WHAT TO WORK ON = Your answer should be a single number: the count of lines that include the word "three".

Data listing:
— Begin —
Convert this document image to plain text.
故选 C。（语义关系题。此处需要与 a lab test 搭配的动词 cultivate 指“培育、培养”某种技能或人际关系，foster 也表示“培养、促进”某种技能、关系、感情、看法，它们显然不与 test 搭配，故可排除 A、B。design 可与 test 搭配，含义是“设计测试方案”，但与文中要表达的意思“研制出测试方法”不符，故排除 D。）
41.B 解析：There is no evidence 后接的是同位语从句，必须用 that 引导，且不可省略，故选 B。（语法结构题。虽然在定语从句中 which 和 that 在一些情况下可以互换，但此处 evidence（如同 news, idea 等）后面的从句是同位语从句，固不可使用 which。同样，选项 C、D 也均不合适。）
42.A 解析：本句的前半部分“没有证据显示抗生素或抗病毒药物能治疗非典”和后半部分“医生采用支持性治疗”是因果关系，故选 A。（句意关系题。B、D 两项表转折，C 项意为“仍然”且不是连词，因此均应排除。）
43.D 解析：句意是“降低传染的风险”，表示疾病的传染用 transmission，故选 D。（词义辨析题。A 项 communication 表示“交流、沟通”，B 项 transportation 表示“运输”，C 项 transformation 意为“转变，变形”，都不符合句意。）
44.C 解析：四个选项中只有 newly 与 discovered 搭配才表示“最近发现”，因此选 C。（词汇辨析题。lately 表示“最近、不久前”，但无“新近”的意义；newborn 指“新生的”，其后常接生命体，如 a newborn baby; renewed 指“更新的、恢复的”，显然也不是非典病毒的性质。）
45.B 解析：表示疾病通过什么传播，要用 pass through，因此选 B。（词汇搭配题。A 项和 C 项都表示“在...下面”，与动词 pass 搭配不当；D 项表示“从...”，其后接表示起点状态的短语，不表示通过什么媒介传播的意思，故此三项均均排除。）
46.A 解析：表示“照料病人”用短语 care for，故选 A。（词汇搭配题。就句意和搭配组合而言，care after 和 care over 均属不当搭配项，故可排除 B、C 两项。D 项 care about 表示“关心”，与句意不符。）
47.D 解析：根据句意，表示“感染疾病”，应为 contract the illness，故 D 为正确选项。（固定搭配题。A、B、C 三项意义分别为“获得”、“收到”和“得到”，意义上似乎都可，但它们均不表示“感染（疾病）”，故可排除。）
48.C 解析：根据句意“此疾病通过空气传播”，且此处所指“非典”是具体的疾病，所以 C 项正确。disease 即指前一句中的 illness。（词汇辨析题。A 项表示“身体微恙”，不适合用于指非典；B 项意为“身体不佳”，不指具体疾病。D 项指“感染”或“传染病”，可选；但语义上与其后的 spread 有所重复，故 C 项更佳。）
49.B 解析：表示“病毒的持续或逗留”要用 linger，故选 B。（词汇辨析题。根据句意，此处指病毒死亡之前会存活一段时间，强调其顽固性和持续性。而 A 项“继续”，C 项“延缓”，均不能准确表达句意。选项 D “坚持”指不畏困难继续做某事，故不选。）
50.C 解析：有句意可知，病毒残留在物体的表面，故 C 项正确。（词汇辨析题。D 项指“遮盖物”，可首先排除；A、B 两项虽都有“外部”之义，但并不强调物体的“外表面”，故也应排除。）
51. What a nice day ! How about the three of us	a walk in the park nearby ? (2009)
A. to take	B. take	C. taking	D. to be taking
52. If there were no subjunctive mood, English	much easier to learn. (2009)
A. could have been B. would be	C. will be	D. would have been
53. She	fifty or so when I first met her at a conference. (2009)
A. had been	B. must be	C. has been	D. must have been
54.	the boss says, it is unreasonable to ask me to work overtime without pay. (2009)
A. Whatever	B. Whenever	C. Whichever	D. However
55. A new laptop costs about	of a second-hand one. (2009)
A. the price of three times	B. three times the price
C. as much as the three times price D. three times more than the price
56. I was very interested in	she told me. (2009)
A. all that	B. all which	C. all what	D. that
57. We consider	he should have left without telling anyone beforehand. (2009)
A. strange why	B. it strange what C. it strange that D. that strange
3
— End —
THE OUTPUT = 3